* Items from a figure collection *

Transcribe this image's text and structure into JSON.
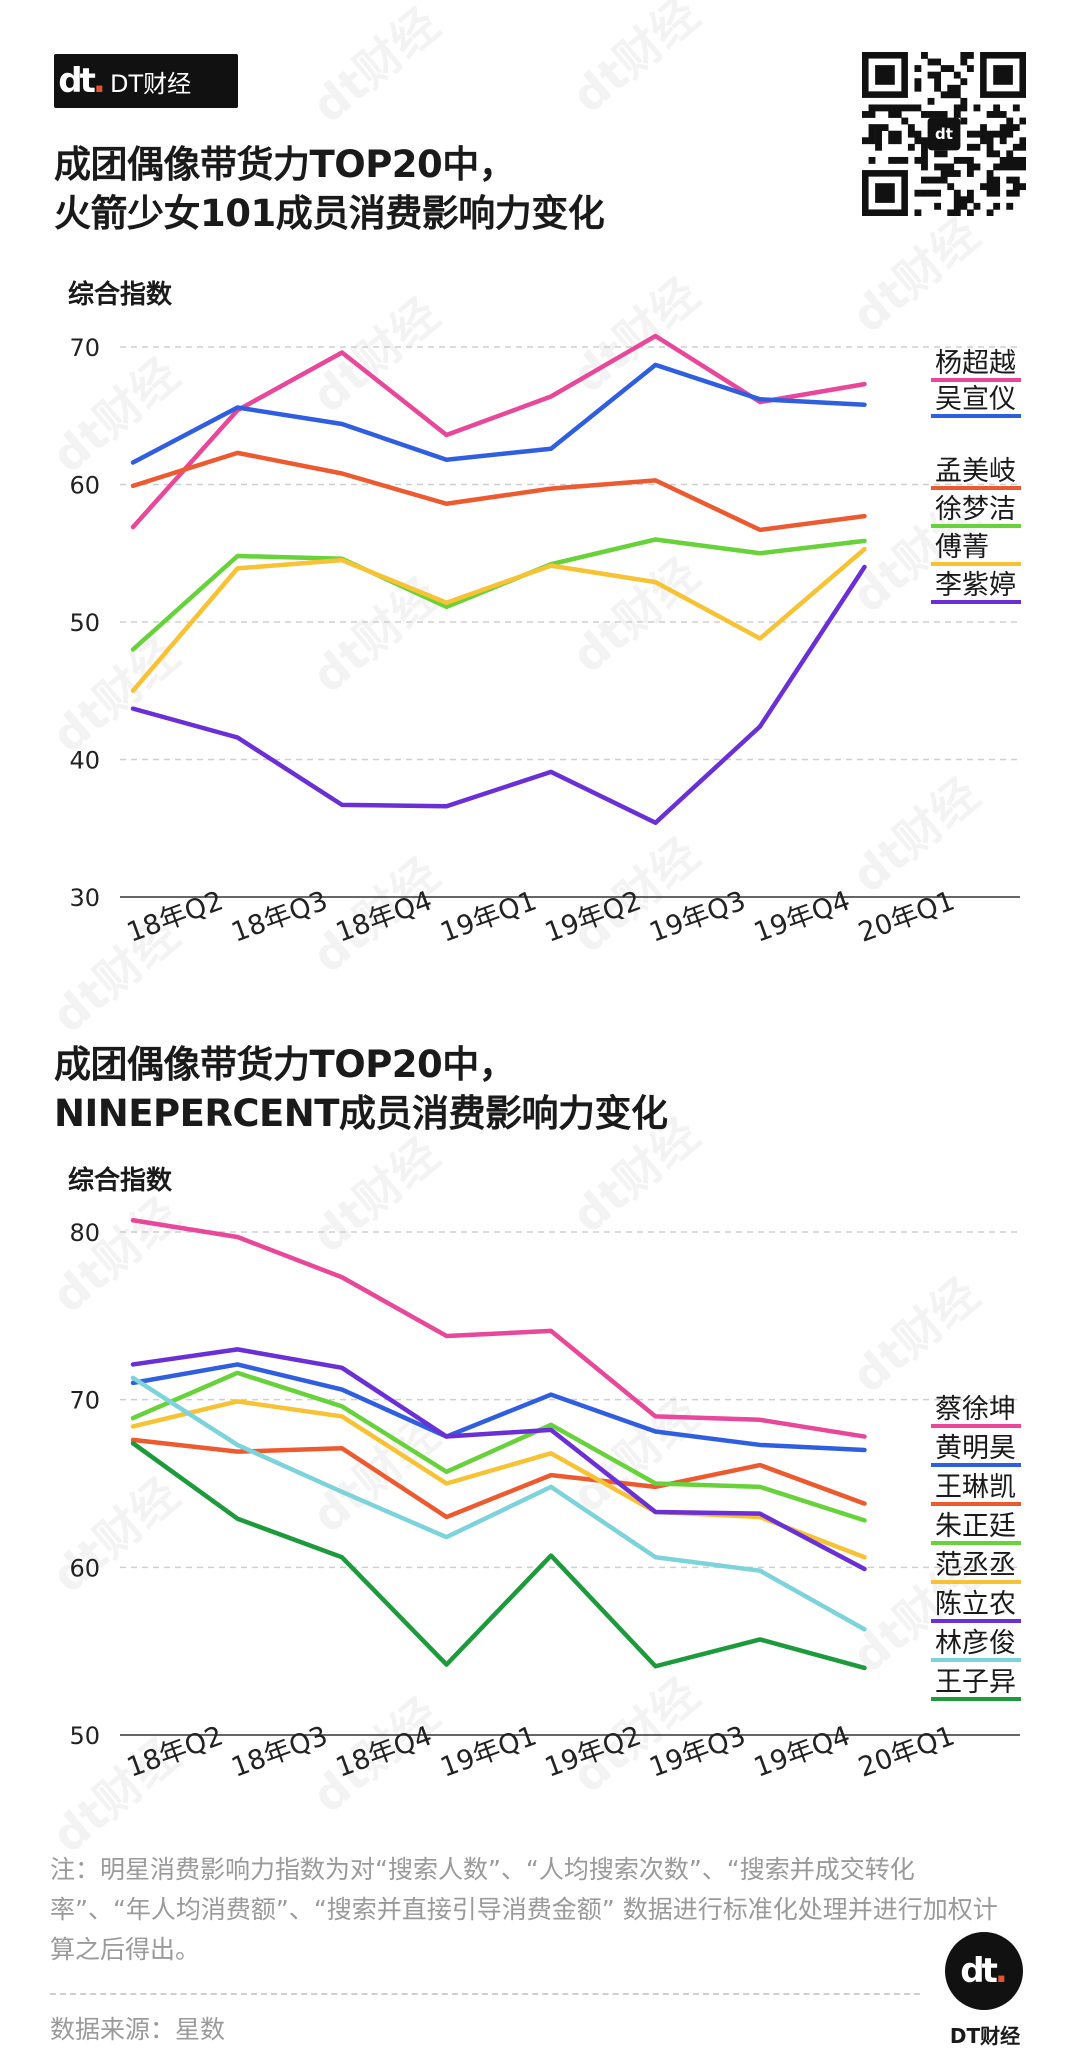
{
  "brand": {
    "mark": "dt",
    "name": "DT财经"
  },
  "charts": [
    {
      "title_lines": [
        "成团偶像带货力TOP20中，",
        "火箭少女101成员消费影响力变化"
      ],
      "ylabel": "综合指数"
    },
    {
      "title_lines": [
        "成团偶像带货力TOP20中，",
        "NINEPERCENT成员消费影响力变化"
      ],
      "ylabel": "综合指数"
    }
  ],
  "chart_data": [
    {
      "type": "line",
      "title": "成团偶像带货力TOP20中，火箭少女101成员消费影响力变化",
      "ylabel": "综合指数",
      "xlabel": "",
      "categories": [
        "18年Q2",
        "18年Q3",
        "18年Q4",
        "19年Q1",
        "19年Q2",
        "19年Q3",
        "19年Q4",
        "20年Q1"
      ],
      "ylim": [
        30,
        70
      ],
      "yticks": [
        30,
        40,
        50,
        60,
        70
      ],
      "grid": true,
      "series": [
        {
          "name": "杨超越",
          "color": "#e8479a",
          "values": [
            56.9,
            65.4,
            69.6,
            63.6,
            66.4,
            70.8,
            66.0,
            67.3
          ]
        },
        {
          "name": "吴宣仪",
          "color": "#2f5fe0",
          "values": [
            61.6,
            65.6,
            64.4,
            61.8,
            62.6,
            68.7,
            66.2,
            65.8
          ]
        },
        {
          "name": "孟美岐",
          "color": "#ee5a2f",
          "values": [
            59.9,
            62.3,
            60.8,
            58.6,
            59.7,
            60.3,
            56.7,
            57.7
          ]
        },
        {
          "name": "徐梦洁",
          "color": "#67d23a",
          "values": [
            48.0,
            54.8,
            54.6,
            51.1,
            54.2,
            56.0,
            55.0,
            55.9
          ]
        },
        {
          "name": "傅菁",
          "color": "#f7c233",
          "values": [
            45.0,
            53.9,
            54.5,
            51.4,
            54.1,
            52.9,
            48.8,
            55.3
          ]
        },
        {
          "name": "李紫婷",
          "color": "#6a2fd6",
          "values": [
            43.7,
            41.6,
            36.7,
            36.6,
            39.1,
            35.4,
            42.4,
            54.0
          ]
        }
      ]
    },
    {
      "type": "line",
      "title": "成团偶像带货力TOP20中，NINEPERCENT成员消费影响力变化",
      "ylabel": "综合指数",
      "xlabel": "",
      "categories": [
        "18年Q2",
        "18年Q3",
        "18年Q4",
        "19年Q1",
        "19年Q2",
        "19年Q3",
        "19年Q4",
        "20年Q1"
      ],
      "ylim": [
        50,
        80
      ],
      "yticks": [
        50,
        60,
        70,
        80
      ],
      "grid": true,
      "series": [
        {
          "name": "蔡徐坤",
          "color": "#e8479a",
          "values": [
            80.7,
            79.7,
            77.3,
            73.8,
            74.1,
            69.0,
            68.8,
            67.8
          ]
        },
        {
          "name": "黄明昊",
          "color": "#2f5fe0",
          "values": [
            71.0,
            72.1,
            70.6,
            67.8,
            70.3,
            68.1,
            67.3,
            67.0
          ]
        },
        {
          "name": "王琳凯",
          "color": "#ee5a2f",
          "values": [
            67.6,
            66.9,
            67.1,
            63.0,
            65.5,
            64.8,
            66.1,
            63.8
          ]
        },
        {
          "name": "朱正廷",
          "color": "#67d23a",
          "values": [
            68.9,
            71.6,
            69.6,
            65.7,
            68.5,
            65.0,
            64.8,
            62.8
          ]
        },
        {
          "name": "范丞丞",
          "color": "#f7c233",
          "values": [
            68.4,
            69.9,
            69.0,
            65.0,
            66.8,
            63.3,
            63.0,
            60.6
          ]
        },
        {
          "name": "陈立农",
          "color": "#6a2fd6",
          "values": [
            72.1,
            73.0,
            71.9,
            67.8,
            68.2,
            63.3,
            63.2,
            59.9
          ]
        },
        {
          "name": "林彦俊",
          "color": "#7dd3dc",
          "values": [
            71.3,
            67.3,
            64.5,
            61.8,
            64.8,
            60.6,
            59.8,
            56.3
          ]
        },
        {
          "name": "王子异",
          "color": "#1c9a3c",
          "values": [
            67.4,
            62.9,
            60.6,
            54.2,
            60.7,
            54.1,
            55.7,
            54.0
          ]
        }
      ]
    }
  ],
  "note": "注：明星消费影响力指数为对“搜索人数”、“人均搜索次数”、“搜索并成交转化率”、“年人均消费额”、“搜索并直接引导消费金额” 数据进行标准化处理并进行加权计算之后得出。",
  "source": "数据来源：星数",
  "footer_logo": {
    "mark": "dt",
    "caption": "DT财经"
  }
}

* REQUEST *
Write out each entry exactly as given, omitting any picture.

* OUTPUT OF THE EXERCISE *
Transcribe this image's text and structure into JSON.
{
  "brand": {
    "mark": "dt",
    "name": "DT财经"
  },
  "charts": [
    {
      "title_lines": [
        "成团偶像带货力TOP20中，",
        "火箭少女101成员消费影响力变化"
      ],
      "ylabel": "综合指数"
    },
    {
      "title_lines": [
        "成团偶像带货力TOP20中，",
        "NINEPERCENT成员消费影响力变化"
      ],
      "ylabel": "综合指数"
    }
  ],
  "chart_data": [
    {
      "type": "line",
      "title": "成团偶像带货力TOP20中，火箭少女101成员消费影响力变化",
      "ylabel": "综合指数",
      "xlabel": "",
      "categories": [
        "18年Q2",
        "18年Q3",
        "18年Q4",
        "19年Q1",
        "19年Q2",
        "19年Q3",
        "19年Q4",
        "20年Q1"
      ],
      "ylim": [
        30,
        70
      ],
      "yticks": [
        30,
        40,
        50,
        60,
        70
      ],
      "grid": true,
      "series": [
        {
          "name": "杨超越",
          "color": "#e8479a",
          "values": [
            56.9,
            65.4,
            69.6,
            63.6,
            66.4,
            70.8,
            66.0,
            67.3
          ]
        },
        {
          "name": "吴宣仪",
          "color": "#2f5fe0",
          "values": [
            61.6,
            65.6,
            64.4,
            61.8,
            62.6,
            68.7,
            66.2,
            65.8
          ]
        },
        {
          "name": "孟美岐",
          "color": "#ee5a2f",
          "values": [
            59.9,
            62.3,
            60.8,
            58.6,
            59.7,
            60.3,
            56.7,
            57.7
          ]
        },
        {
          "name": "徐梦洁",
          "color": "#67d23a",
          "values": [
            48.0,
            54.8,
            54.6,
            51.1,
            54.2,
            56.0,
            55.0,
            55.9
          ]
        },
        {
          "name": "傅菁",
          "color": "#f7c233",
          "values": [
            45.0,
            53.9,
            54.5,
            51.4,
            54.1,
            52.9,
            48.8,
            55.3
          ]
        },
        {
          "name": "李紫婷",
          "color": "#6a2fd6",
          "values": [
            43.7,
            41.6,
            36.7,
            36.6,
            39.1,
            35.4,
            42.4,
            54.0
          ]
        }
      ]
    },
    {
      "type": "line",
      "title": "成团偶像带货力TOP20中，NINEPERCENT成员消费影响力变化",
      "ylabel": "综合指数",
      "xlabel": "",
      "categories": [
        "18年Q2",
        "18年Q3",
        "18年Q4",
        "19年Q1",
        "19年Q2",
        "19年Q3",
        "19年Q4",
        "20年Q1"
      ],
      "ylim": [
        50,
        80
      ],
      "yticks": [
        50,
        60,
        70,
        80
      ],
      "grid": true,
      "series": [
        {
          "name": "蔡徐坤",
          "color": "#e8479a",
          "values": [
            80.7,
            79.7,
            77.3,
            73.8,
            74.1,
            69.0,
            68.8,
            67.8
          ]
        },
        {
          "name": "黄明昊",
          "color": "#2f5fe0",
          "values": [
            71.0,
            72.1,
            70.6,
            67.8,
            70.3,
            68.1,
            67.3,
            67.0
          ]
        },
        {
          "name": "王琳凯",
          "color": "#ee5a2f",
          "values": [
            67.6,
            66.9,
            67.1,
            63.0,
            65.5,
            64.8,
            66.1,
            63.8
          ]
        },
        {
          "name": "朱正廷",
          "color": "#67d23a",
          "values": [
            68.9,
            71.6,
            69.6,
            65.7,
            68.5,
            65.0,
            64.8,
            62.8
          ]
        },
        {
          "name": "范丞丞",
          "color": "#f7c233",
          "values": [
            68.4,
            69.9,
            69.0,
            65.0,
            66.8,
            63.3,
            63.0,
            60.6
          ]
        },
        {
          "name": "陈立农",
          "color": "#6a2fd6",
          "values": [
            72.1,
            73.0,
            71.9,
            67.8,
            68.2,
            63.3,
            63.2,
            59.9
          ]
        },
        {
          "name": "林彦俊",
          "color": "#7dd3dc",
          "values": [
            71.3,
            67.3,
            64.5,
            61.8,
            64.8,
            60.6,
            59.8,
            56.3
          ]
        },
        {
          "name": "王子异",
          "color": "#1c9a3c",
          "values": [
            67.4,
            62.9,
            60.6,
            54.2,
            60.7,
            54.1,
            55.7,
            54.0
          ]
        }
      ]
    }
  ],
  "note": "注：明星消费影响力指数为对“搜索人数”、“人均搜索次数”、“搜索并成交转化率”、“年人均消费额”、“搜索并直接引导消费金额” 数据进行标准化处理并进行加权计算之后得出。",
  "source": "数据来源：星数",
  "footer_logo": {
    "mark": "dt",
    "caption": "DT财经"
  }
}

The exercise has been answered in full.